The request:
State the number of lines in the material below that have "locum" in them, without any other text.

--- START Record excerpts ---

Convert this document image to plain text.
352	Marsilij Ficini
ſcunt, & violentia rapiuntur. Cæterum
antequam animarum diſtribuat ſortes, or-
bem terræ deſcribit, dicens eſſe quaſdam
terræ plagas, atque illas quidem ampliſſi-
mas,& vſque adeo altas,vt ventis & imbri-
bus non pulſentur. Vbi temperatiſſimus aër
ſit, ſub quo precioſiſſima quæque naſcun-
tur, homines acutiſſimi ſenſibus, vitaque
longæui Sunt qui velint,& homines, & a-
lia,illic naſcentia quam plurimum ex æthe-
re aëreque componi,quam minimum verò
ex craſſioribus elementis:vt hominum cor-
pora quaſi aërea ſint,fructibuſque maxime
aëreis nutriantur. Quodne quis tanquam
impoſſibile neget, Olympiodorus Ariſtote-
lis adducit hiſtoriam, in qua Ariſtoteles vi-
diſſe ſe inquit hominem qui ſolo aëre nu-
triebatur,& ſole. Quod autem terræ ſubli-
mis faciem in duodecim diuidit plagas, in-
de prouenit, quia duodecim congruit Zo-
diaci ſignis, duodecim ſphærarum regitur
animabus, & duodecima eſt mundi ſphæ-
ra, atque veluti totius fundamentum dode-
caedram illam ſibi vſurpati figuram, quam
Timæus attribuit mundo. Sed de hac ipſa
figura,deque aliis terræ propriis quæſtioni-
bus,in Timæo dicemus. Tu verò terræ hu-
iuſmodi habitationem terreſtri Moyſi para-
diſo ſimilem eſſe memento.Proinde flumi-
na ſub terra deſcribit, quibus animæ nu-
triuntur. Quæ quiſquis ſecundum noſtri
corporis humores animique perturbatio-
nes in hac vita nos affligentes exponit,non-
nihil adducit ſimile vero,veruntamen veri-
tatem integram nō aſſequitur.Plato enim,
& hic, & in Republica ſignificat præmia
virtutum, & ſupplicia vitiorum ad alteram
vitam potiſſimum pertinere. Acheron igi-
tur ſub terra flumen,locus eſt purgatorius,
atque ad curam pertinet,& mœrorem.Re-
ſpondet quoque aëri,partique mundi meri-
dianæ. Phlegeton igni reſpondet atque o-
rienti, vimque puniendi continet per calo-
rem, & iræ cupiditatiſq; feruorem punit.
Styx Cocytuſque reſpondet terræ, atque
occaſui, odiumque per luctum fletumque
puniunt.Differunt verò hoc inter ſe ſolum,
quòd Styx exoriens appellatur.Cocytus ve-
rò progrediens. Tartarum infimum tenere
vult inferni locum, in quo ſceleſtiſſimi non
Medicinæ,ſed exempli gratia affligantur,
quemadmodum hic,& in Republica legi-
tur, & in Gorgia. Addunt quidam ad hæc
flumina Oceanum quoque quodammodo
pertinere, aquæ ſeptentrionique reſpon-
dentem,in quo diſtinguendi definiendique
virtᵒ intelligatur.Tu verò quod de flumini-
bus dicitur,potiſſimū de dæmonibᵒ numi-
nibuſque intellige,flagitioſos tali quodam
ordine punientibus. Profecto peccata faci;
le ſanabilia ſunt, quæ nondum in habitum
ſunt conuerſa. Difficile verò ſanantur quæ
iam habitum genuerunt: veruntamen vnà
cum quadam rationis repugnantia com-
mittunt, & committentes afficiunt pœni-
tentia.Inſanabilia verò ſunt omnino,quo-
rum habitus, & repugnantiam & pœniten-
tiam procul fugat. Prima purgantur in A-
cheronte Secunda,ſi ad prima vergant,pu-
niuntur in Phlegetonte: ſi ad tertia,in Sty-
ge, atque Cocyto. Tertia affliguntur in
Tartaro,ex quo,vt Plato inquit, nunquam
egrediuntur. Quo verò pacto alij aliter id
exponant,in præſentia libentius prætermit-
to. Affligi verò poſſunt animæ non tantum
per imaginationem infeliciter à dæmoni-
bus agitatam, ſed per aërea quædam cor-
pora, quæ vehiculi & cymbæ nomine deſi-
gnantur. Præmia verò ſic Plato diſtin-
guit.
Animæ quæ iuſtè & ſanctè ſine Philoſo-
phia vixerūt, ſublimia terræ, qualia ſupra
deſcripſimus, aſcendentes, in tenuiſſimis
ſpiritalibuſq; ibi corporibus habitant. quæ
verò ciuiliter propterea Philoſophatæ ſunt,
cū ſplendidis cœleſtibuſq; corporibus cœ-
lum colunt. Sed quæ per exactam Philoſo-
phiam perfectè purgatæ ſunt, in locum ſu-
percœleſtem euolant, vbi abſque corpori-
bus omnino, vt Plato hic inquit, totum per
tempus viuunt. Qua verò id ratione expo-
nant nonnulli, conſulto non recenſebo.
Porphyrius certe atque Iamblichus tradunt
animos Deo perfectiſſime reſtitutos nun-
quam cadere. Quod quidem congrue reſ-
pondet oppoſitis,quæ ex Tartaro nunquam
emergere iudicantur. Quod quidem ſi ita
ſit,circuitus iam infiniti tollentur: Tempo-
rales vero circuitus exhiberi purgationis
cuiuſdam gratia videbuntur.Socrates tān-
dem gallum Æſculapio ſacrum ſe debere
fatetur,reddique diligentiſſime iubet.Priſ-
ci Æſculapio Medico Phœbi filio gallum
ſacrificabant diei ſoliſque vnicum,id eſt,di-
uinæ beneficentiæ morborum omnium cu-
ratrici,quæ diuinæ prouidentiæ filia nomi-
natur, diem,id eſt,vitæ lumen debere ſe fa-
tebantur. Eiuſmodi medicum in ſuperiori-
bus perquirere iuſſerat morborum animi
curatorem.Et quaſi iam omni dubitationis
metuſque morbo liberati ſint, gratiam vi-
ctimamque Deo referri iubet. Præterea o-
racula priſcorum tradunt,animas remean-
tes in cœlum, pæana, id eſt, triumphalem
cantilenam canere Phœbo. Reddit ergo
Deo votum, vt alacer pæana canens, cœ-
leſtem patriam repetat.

--- END Record excerpts ---

Solution to the exercise:
2